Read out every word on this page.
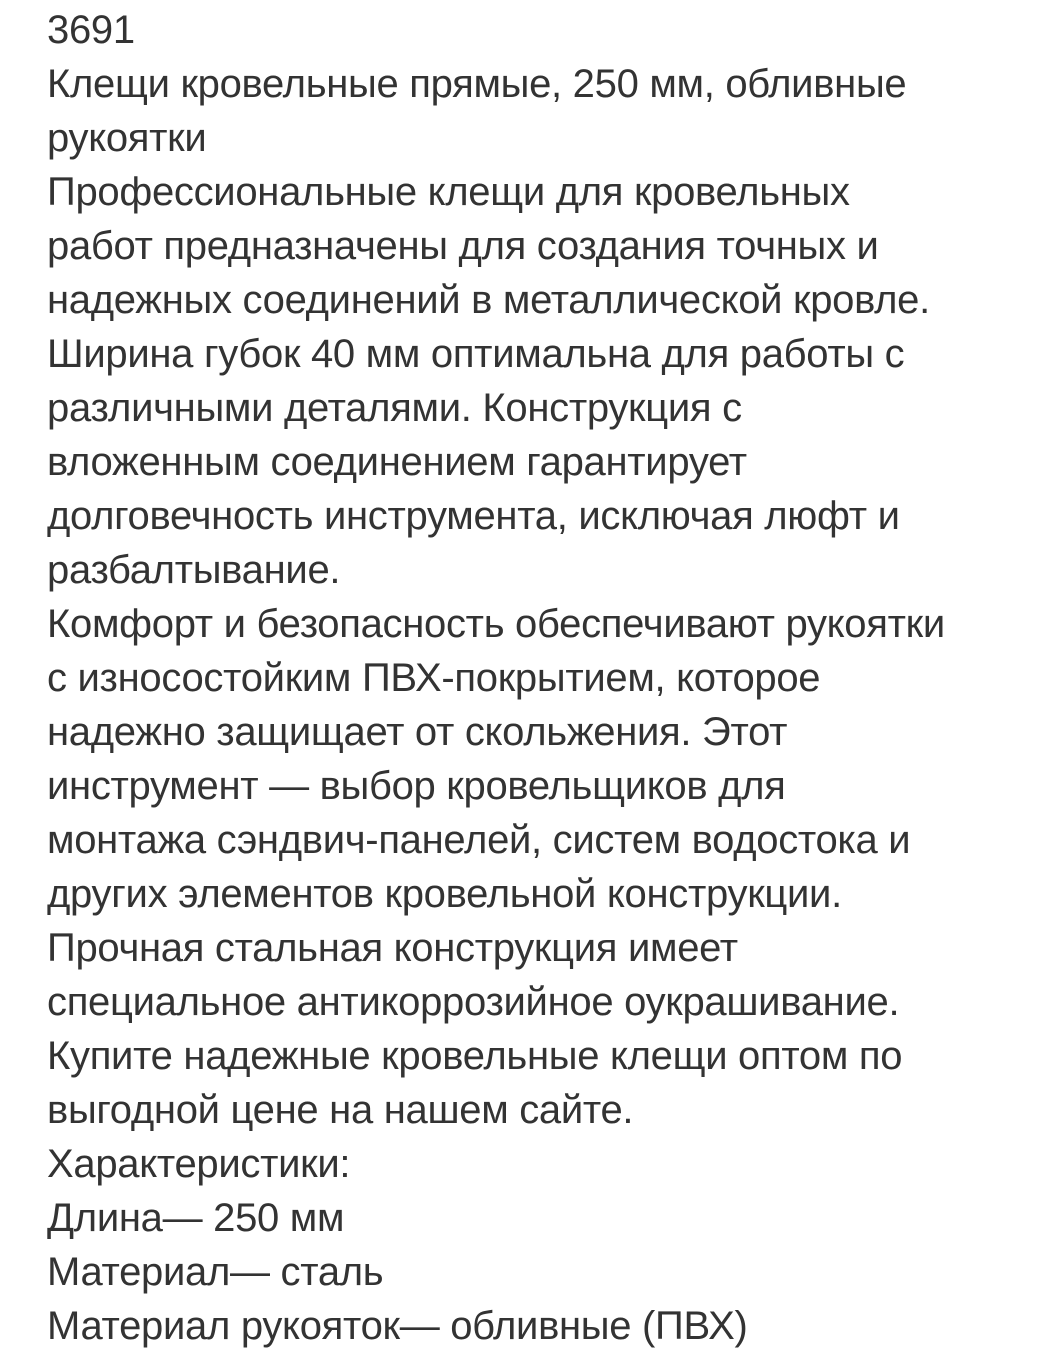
3691
Клещи кровельные прямые, 250 мм, обливные
рукоятки
Профессиональные клещи для кровельных
работ предназначены для создания точных и
надежных соединений в металлической кровле.
Ширина губок 40 мм оптимальна для работы с
различными деталями. Конструкция с
вложенным соединением гарантирует
долговечность инструмента, исключая люфт и
разбалтывание.
Комфорт и безопасность обеспечивают рукоятки
с износостойким ПВХ-покрытием, которое
надежно защищает от скольжения. Этот
инструмент — выбор кровельщиков для
монтажа сэндвич-панелей, систем водостока и
других элементов кровельной конструкции.
Прочная стальная конструкция имеет
специальное антикоррозийное оукрашивание.
Купите надежные кровельные клещи оптом по
выгодной цене на нашем сайте.
Характеристики:
Длина— 250 мм
Материал— сталь
Материал рукояток— обливные (ПВХ)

§

▶ _Written instruction_
Your copy should match the records word for word, with the pictures removed.

▶ _Worked answer_
Read out every word on this page.
3691
Клещи кровельные прямые, 250 мм, обливные
рукоятки
Профессиональные клещи для кровельных
работ предназначены для создания точных и
надежных соединений в металлической кровле.
Ширина губок 40 мм оптимальна для работы с
различными деталями. Конструкция с
вложенным соединением гарантирует
долговечность инструмента, исключая люфт и
разбалтывание.
Комфорт и безопасность обеспечивают рукоятки
с износостойким ПВХ-покрытием, которое
надежно защищает от скольжения. Этот
инструмент — выбор кровельщиков для
монтажа сэндвич-панелей, систем водостока и
других элементов кровельной конструкции.
Прочная стальная конструкция имеет
специальное антикоррозийное оукрашивание.
Купите надежные кровельные клещи оптом по
выгодной цене на нашем сайте.
Характеристики:
Длина— 250 мм
Материал— сталь
Материал рукояток— обливные (ПВХ)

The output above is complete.